EXERCISE BRIEF →
Extract the complete listing and repeat it word for word.
+ + +
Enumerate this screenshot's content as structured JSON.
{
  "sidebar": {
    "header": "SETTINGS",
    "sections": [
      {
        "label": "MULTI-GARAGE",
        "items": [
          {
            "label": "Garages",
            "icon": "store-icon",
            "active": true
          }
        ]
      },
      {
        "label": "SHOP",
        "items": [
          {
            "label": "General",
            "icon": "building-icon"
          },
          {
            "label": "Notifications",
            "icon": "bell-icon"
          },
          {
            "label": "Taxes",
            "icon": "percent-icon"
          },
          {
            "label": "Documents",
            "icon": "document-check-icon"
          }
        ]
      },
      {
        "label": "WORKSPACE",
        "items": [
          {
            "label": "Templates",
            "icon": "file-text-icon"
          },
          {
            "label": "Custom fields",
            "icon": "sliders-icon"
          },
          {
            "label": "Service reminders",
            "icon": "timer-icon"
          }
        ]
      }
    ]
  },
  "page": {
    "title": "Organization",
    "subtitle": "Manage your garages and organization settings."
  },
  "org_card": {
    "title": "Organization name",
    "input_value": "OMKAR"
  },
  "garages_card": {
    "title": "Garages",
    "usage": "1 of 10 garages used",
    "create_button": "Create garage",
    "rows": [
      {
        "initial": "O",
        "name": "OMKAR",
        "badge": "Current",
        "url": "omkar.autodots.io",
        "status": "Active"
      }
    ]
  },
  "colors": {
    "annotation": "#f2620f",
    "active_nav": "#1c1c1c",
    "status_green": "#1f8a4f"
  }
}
+ + +
TASK ANSWER →
Enumerate this screenshot's content as structured JSON.
{
  "sidebar": {
    "header": "SETTINGS",
    "sections": [
      {
        "label": "MULTI-GARAGE",
        "items": [
          {
            "label": "Garages",
            "icon": "store-icon",
            "active": true
          }
        ]
      },
      {
        "label": "SHOP",
        "items": [
          {
            "label": "General",
            "icon": "building-icon"
          },
          {
            "label": "Notifications",
            "icon": "bell-icon"
          },
          {
            "label": "Taxes",
            "icon": "percent-icon"
          },
          {
            "label": "Documents",
            "icon": "document-check-icon"
          }
        ]
      },
      {
        "label": "WORKSPACE",
        "items": [
          {
            "label": "Templates",
            "icon": "file-text-icon"
          },
          {
            "label": "Custom fields",
            "icon": "sliders-icon"
          },
          {
            "label": "Service reminders",
            "icon": "timer-icon"
          }
        ]
      }
    ]
  },
  "page": {
    "title": "Organization",
    "subtitle": "Manage your garages and organization settings."
  },
  "org_card": {
    "title": "Organization name",
    "input_value": "OMKAR"
  },
  "garages_card": {
    "title": "Garages",
    "usage": "1 of 10 garages used",
    "create_button": "Create garage",
    "rows": [
      {
        "initial": "O",
        "name": "OMKAR",
        "badge": "Current",
        "url": "omkar.autodots.io",
        "status": "Active"
      }
    ]
  },
  "colors": {
    "annotation": "#f2620f",
    "active_nav": "#1c1c1c",
    "status_green": "#1f8a4f"
  }
}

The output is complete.